-- Exercise --
Retype each line exactly. Skip images.
>> start
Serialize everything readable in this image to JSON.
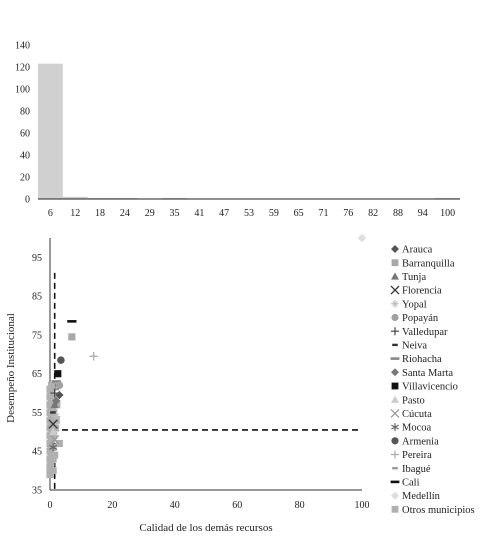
{
  "chart_data": [
    {
      "type": "bar",
      "title": "",
      "xlabel": "",
      "ylabel": "",
      "ylim": [
        0,
        140
      ],
      "yticks": [
        0,
        20,
        40,
        60,
        80,
        100,
        120,
        140
      ],
      "categories": [
        "6",
        "12",
        "18",
        "24",
        "29",
        "35",
        "41",
        "47",
        "53",
        "59",
        "65",
        "71",
        "76",
        "82",
        "88",
        "94",
        "100"
      ],
      "values": [
        123,
        2,
        1,
        1,
        0,
        1,
        0,
        0,
        0,
        0,
        0,
        0,
        0,
        0,
        0,
        0,
        1
      ],
      "color": "#d0d0d0"
    },
    {
      "type": "scatter",
      "title": "",
      "xlabel": "Calidad de los demás recursos",
      "ylabel": "Desempeño Institucional",
      "xlim": [
        0,
        100
      ],
      "ylim": [
        35,
        100
      ],
      "xticks": [
        0,
        20,
        40,
        60,
        80,
        100
      ],
      "yticks": [
        35,
        45,
        55,
        65,
        75,
        85,
        95
      ],
      "reference_lines": {
        "vertical_x": 1.5,
        "horizontal_y": 50.5,
        "style": "dashed"
      },
      "legend_position": "right",
      "series": [
        {
          "name": "Arauca",
          "marker": "diamond",
          "color": "#555555",
          "points": [
            [
              3,
              59.5
            ]
          ]
        },
        {
          "name": "Barranquilla",
          "marker": "square",
          "color": "#a8a8a8",
          "points": [
            [
              7,
              74.5
            ]
          ]
        },
        {
          "name": "Tunja",
          "marker": "triangle",
          "color": "#777777",
          "points": [
            [
              1.5,
              57
            ]
          ]
        },
        {
          "name": "Florencia",
          "marker": "x",
          "color": "#333333",
          "points": [
            [
              1,
              52
            ]
          ]
        },
        {
          "name": "Yopal",
          "marker": "star",
          "color": "#bbbbbb",
          "points": [
            [
              2,
              54
            ]
          ]
        },
        {
          "name": "Popayán",
          "marker": "circle",
          "color": "#a0a0a0",
          "points": [
            [
              3,
              62
            ]
          ]
        },
        {
          "name": "Valledupar",
          "marker": "plus",
          "color": "#444444",
          "points": [
            [
              1.5,
              60
            ]
          ]
        },
        {
          "name": "Neiva",
          "marker": "dash",
          "color": "#333333",
          "points": [
            [
              1,
              55
            ]
          ]
        },
        {
          "name": "Riohacha",
          "marker": "longdash",
          "color": "#888888",
          "points": [
            [
              2,
              63
            ]
          ]
        },
        {
          "name": "Santa Marta",
          "marker": "diamond",
          "color": "#777777",
          "points": [
            [
              2,
              58
            ]
          ]
        },
        {
          "name": "Villavicencio",
          "marker": "square",
          "color": "#111111",
          "points": [
            [
              2.5,
              65
            ]
          ]
        },
        {
          "name": "Pasto",
          "marker": "triangle",
          "color": "#cccccc",
          "points": [
            [
              1,
              50
            ]
          ]
        },
        {
          "name": "Cúcuta",
          "marker": "x",
          "color": "#999999",
          "points": [
            [
              1.5,
              48
            ]
          ]
        },
        {
          "name": "Mocoa",
          "marker": "asterisk",
          "color": "#666666",
          "points": [
            [
              1,
              46
            ]
          ]
        },
        {
          "name": "Armenia",
          "marker": "circle",
          "color": "#555555",
          "points": [
            [
              3.5,
              68.5
            ]
          ]
        },
        {
          "name": "Pereira",
          "marker": "plus",
          "color": "#aaaaaa",
          "points": [
            [
              14,
              69.5
            ]
          ]
        },
        {
          "name": "Ibagué",
          "marker": "dash",
          "color": "#999999",
          "points": [
            [
              2,
              61
            ]
          ]
        },
        {
          "name": "Cali",
          "marker": "longdash",
          "color": "#111111",
          "points": [
            [
              7,
              78.5
            ]
          ]
        },
        {
          "name": "Medellín",
          "marker": "diamond",
          "color": "#dddddd",
          "points": [
            [
              100,
              100
            ]
          ]
        },
        {
          "name": "Otros municipios",
          "marker": "square",
          "color": "#b0b0b0",
          "points": [
            [
              0,
              39
            ],
            [
              0,
              40
            ],
            [
              0,
              41
            ],
            [
              0.3,
              42
            ],
            [
              0,
              43
            ],
            [
              0.5,
              44
            ],
            [
              0,
              45
            ],
            [
              0.3,
              46
            ],
            [
              0,
              47
            ],
            [
              0.5,
              48
            ],
            [
              0,
              49
            ],
            [
              0.5,
              50
            ],
            [
              0,
              51
            ],
            [
              0.3,
              52
            ],
            [
              0,
              53
            ],
            [
              0.5,
              54
            ],
            [
              0,
              55
            ],
            [
              0.3,
              56
            ],
            [
              0,
              57
            ],
            [
              0.5,
              58
            ],
            [
              0,
              59
            ],
            [
              0.3,
              60
            ],
            [
              0,
              61
            ],
            [
              0.5,
              62
            ],
            [
              1,
              40
            ],
            [
              1,
              43
            ],
            [
              1,
              46
            ],
            [
              1.2,
              49
            ],
            [
              1,
              52
            ],
            [
              1.2,
              55
            ],
            [
              1,
              58
            ],
            [
              1.5,
              44
            ],
            [
              2,
              53
            ],
            [
              3,
              47
            ],
            [
              1.8,
              51
            ],
            [
              0.8,
              56
            ],
            [
              0.6,
              60
            ],
            [
              2.2,
              57
            ]
          ]
        }
      ]
    }
  ]
}
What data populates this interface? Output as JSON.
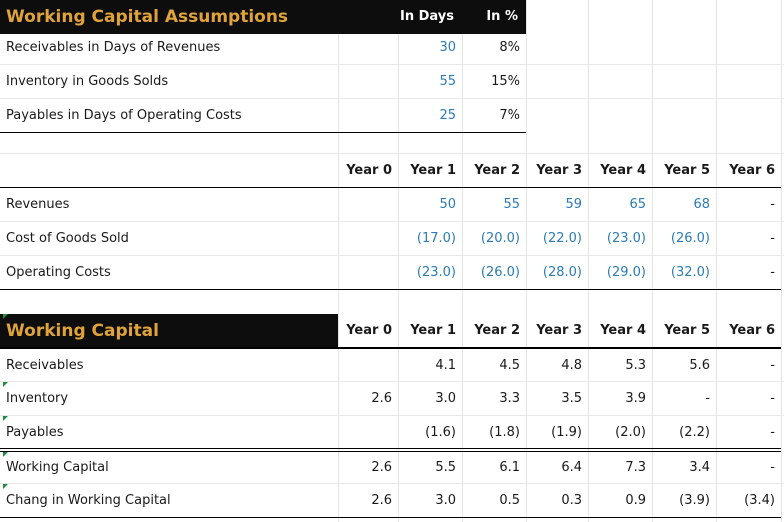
{
  "assumptions": {
    "title": "Working Capital Assumptions",
    "col_days": "In Days",
    "col_pct": "In %",
    "rows": [
      {
        "label": "Receivables in Days of Revenues",
        "days": "30",
        "pct": "8%"
      },
      {
        "label": "Inventory in Goods Solds",
        "days": "55",
        "pct": "15%"
      },
      {
        "label": "Payables in Days of Operating Costs",
        "days": "25",
        "pct": "7%"
      }
    ]
  },
  "years": [
    "Year 0",
    "Year 1",
    "Year 2",
    "Year 3",
    "Year 4",
    "Year 5",
    "Year 6"
  ],
  "operations": {
    "rows": [
      {
        "label": "Revenues",
        "values": [
          "",
          "50",
          "55",
          "59",
          "65",
          "68",
          "-"
        ]
      },
      {
        "label": "Cost of Goods Sold",
        "values": [
          "",
          "(17.0)",
          "(20.0)",
          "(22.0)",
          "(23.0)",
          "(26.0)",
          "-"
        ]
      },
      {
        "label": "Operating Costs",
        "values": [
          "",
          "(23.0)",
          "(26.0)",
          "(28.0)",
          "(29.0)",
          "(32.0)",
          "-"
        ]
      }
    ]
  },
  "working_capital": {
    "title": "Working Capital",
    "rows": [
      {
        "label": "Receivables",
        "values": [
          "",
          "4.1",
          "4.5",
          "4.8",
          "5.3",
          "5.6",
          "-"
        ]
      },
      {
        "label": "Inventory",
        "values": [
          "2.6",
          "3.0",
          "3.3",
          "3.5",
          "3.9",
          "-",
          "-"
        ]
      },
      {
        "label": "Payables",
        "values": [
          "",
          "(1.6)",
          "(1.8)",
          "(1.9)",
          "(2.0)",
          "(2.2)",
          "-"
        ]
      },
      {
        "label": "Working Capital",
        "values": [
          "2.6",
          "5.5",
          "6.1",
          "6.4",
          "7.3",
          "3.4",
          "-"
        ]
      },
      {
        "label": "Chang in Working Capital",
        "values": [
          "2.6",
          "3.0",
          "0.5",
          "0.3",
          "0.9",
          "(3.9)",
          "(3.4)"
        ]
      }
    ]
  },
  "colors": {
    "title_accent": "#e0a33a",
    "header_bg": "#0d0d0d",
    "input_blue": "#2c7bb6"
  }
}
>> end
-- In response --
Serialize everything readable in this image to JSON.
{
  "chart_data": [
    {
      "type": "bar",
      "title": "",
      "xlabel": "",
      "ylabel": "",
      "ylim": [
        0,
        140
      ],
      "yticks": [
        0,
        20,
        40,
        60,
        80,
        100,
        120,
        140
      ],
      "categories": [
        "6",
        "12",
        "18",
        "24",
        "29",
        "35",
        "41",
        "47",
        "53",
        "59",
        "65",
        "71",
        "76",
        "82",
        "88",
        "94",
        "100"
      ],
      "values": [
        123,
        2,
        1,
        1,
        0,
        1,
        0,
        0,
        0,
        0,
        0,
        0,
        0,
        0,
        0,
        0,
        1
      ],
      "color": "#d0d0d0"
    },
    {
      "type": "scatter",
      "title": "",
      "xlabel": "Calidad de los demás recursos",
      "ylabel": "Desempeño Institucional",
      "xlim": [
        0,
        100
      ],
      "ylim": [
        35,
        100
      ],
      "xticks": [
        0,
        20,
        40,
        60,
        80,
        100
      ],
      "yticks": [
        35,
        45,
        55,
        65,
        75,
        85,
        95
      ],
      "reference_lines": {
        "vertical_x": 1.5,
        "horizontal_y": 50.5,
        "style": "dashed"
      },
      "legend_position": "right",
      "series": [
        {
          "name": "Arauca",
          "marker": "diamond",
          "color": "#555555",
          "points": [
            [
              3,
              59.5
            ]
          ]
        },
        {
          "name": "Barranquilla",
          "marker": "square",
          "color": "#a8a8a8",
          "points": [
            [
              7,
              74.5
            ]
          ]
        },
        {
          "name": "Tunja",
          "marker": "triangle",
          "color": "#777777",
          "points": [
            [
              1.5,
              57
            ]
          ]
        },
        {
          "name": "Florencia",
          "marker": "x",
          "color": "#333333",
          "points": [
            [
              1,
              52
            ]
          ]
        },
        {
          "name": "Yopal",
          "marker": "star",
          "color": "#bbbbbb",
          "points": [
            [
              2,
              54
            ]
          ]
        },
        {
          "name": "Popayán",
          "marker": "circle",
          "color": "#a0a0a0",
          "points": [
            [
              3,
              62
            ]
          ]
        },
        {
          "name": "Valledupar",
          "marker": "plus",
          "color": "#444444",
          "points": [
            [
              1.5,
              60
            ]
          ]
        },
        {
          "name": "Neiva",
          "marker": "dash",
          "color": "#333333",
          "points": [
            [
              1,
              55
            ]
          ]
        },
        {
          "name": "Riohacha",
          "marker": "longdash",
          "color": "#888888",
          "points": [
            [
              2,
              63
            ]
          ]
        },
        {
          "name": "Santa Marta",
          "marker": "diamond",
          "color": "#777777",
          "points": [
            [
              2,
              58
            ]
          ]
        },
        {
          "name": "Villavicencio",
          "marker": "square",
          "color": "#111111",
          "points": [
            [
              2.5,
              65
            ]
          ]
        },
        {
          "name": "Pasto",
          "marker": "triangle",
          "color": "#cccccc",
          "points": [
            [
              1,
              50
            ]
          ]
        },
        {
          "name": "Cúcuta",
          "marker": "x",
          "color": "#999999",
          "points": [
            [
              1.5,
              48
            ]
          ]
        },
        {
          "name": "Mocoa",
          "marker": "asterisk",
          "color": "#666666",
          "points": [
            [
              1,
              46
            ]
          ]
        },
        {
          "name": "Armenia",
          "marker": "circle",
          "color": "#555555",
          "points": [
            [
              3.5,
              68.5
            ]
          ]
        },
        {
          "name": "Pereira",
          "marker": "plus",
          "color": "#aaaaaa",
          "points": [
            [
              14,
              69.5
            ]
          ]
        },
        {
          "name": "Ibagué",
          "marker": "dash",
          "color": "#999999",
          "points": [
            [
              2,
              61
            ]
          ]
        },
        {
          "name": "Cali",
          "marker": "longdash",
          "color": "#111111",
          "points": [
            [
              7,
              78.5
            ]
          ]
        },
        {
          "name": "Medellín",
          "marker": "diamond",
          "color": "#dddddd",
          "points": [
            [
              100,
              100
            ]
          ]
        },
        {
          "name": "Otros municipios",
          "marker": "square",
          "color": "#b0b0b0",
          "points": [
            [
              0,
              39
            ],
            [
              0,
              40
            ],
            [
              0,
              41
            ],
            [
              0.3,
              42
            ],
            [
              0,
              43
            ],
            [
              0.5,
              44
            ],
            [
              0,
              45
            ],
            [
              0.3,
              46
            ],
            [
              0,
              47
            ],
            [
              0.5,
              48
            ],
            [
              0,
              49
            ],
            [
              0.5,
              50
            ],
            [
              0,
              51
            ],
            [
              0.3,
              52
            ],
            [
              0,
              53
            ],
            [
              0.5,
              54
            ],
            [
              0,
              55
            ],
            [
              0.3,
              56
            ],
            [
              0,
              57
            ],
            [
              0.5,
              58
            ],
            [
              0,
              59
            ],
            [
              0.3,
              60
            ],
            [
              0,
              61
            ],
            [
              0.5,
              62
            ],
            [
              1,
              40
            ],
            [
              1,
              43
            ],
            [
              1,
              46
            ],
            [
              1.2,
              49
            ],
            [
              1,
              52
            ],
            [
              1.2,
              55
            ],
            [
              1,
              58
            ],
            [
              1.5,
              44
            ],
            [
              2,
              53
            ],
            [
              3,
              47
            ],
            [
              1.8,
              51
            ],
            [
              0.8,
              56
            ],
            [
              0.6,
              60
            ],
            [
              2.2,
              57
            ]
          ]
        }
      ]
    }
  ]
}
What data populates this interface? Output as JSON.
{
  "assumptions": {
    "title": "Working Capital Assumptions",
    "col_days": "In Days",
    "col_pct": "In %",
    "rows": [
      {
        "label": "Receivables in Days of Revenues",
        "days": "30",
        "pct": "8%"
      },
      {
        "label": "Inventory in Goods Solds",
        "days": "55",
        "pct": "15%"
      },
      {
        "label": "Payables in Days of Operating Costs",
        "days": "25",
        "pct": "7%"
      }
    ]
  },
  "years": [
    "Year 0",
    "Year 1",
    "Year 2",
    "Year 3",
    "Year 4",
    "Year 5",
    "Year 6"
  ],
  "operations": {
    "rows": [
      {
        "label": "Revenues",
        "values": [
          "",
          "50",
          "55",
          "59",
          "65",
          "68",
          "-"
        ]
      },
      {
        "label": "Cost of Goods Sold",
        "values": [
          "",
          "(17.0)",
          "(20.0)",
          "(22.0)",
          "(23.0)",
          "(26.0)",
          "-"
        ]
      },
      {
        "label": "Operating Costs",
        "values": [
          "",
          "(23.0)",
          "(26.0)",
          "(28.0)",
          "(29.0)",
          "(32.0)",
          "-"
        ]
      }
    ]
  },
  "working_capital": {
    "title": "Working Capital",
    "rows": [
      {
        "label": "Receivables",
        "values": [
          "",
          "4.1",
          "4.5",
          "4.8",
          "5.3",
          "5.6",
          "-"
        ]
      },
      {
        "label": "Inventory",
        "values": [
          "2.6",
          "3.0",
          "3.3",
          "3.5",
          "3.9",
          "-",
          "-"
        ]
      },
      {
        "label": "Payables",
        "values": [
          "",
          "(1.6)",
          "(1.8)",
          "(1.9)",
          "(2.0)",
          "(2.2)",
          "-"
        ]
      },
      {
        "label": "Working Capital",
        "values": [
          "2.6",
          "5.5",
          "6.1",
          "6.4",
          "7.3",
          "3.4",
          "-"
        ]
      },
      {
        "label": "Chang in Working Capital",
        "values": [
          "2.6",
          "3.0",
          "0.5",
          "0.3",
          "0.9",
          "(3.9)",
          "(3.4)"
        ]
      }
    ]
  },
  "colors": {
    "title_accent": "#e0a33a",
    "header_bg": "#0d0d0d",
    "input_blue": "#2c7bb6"
  }
}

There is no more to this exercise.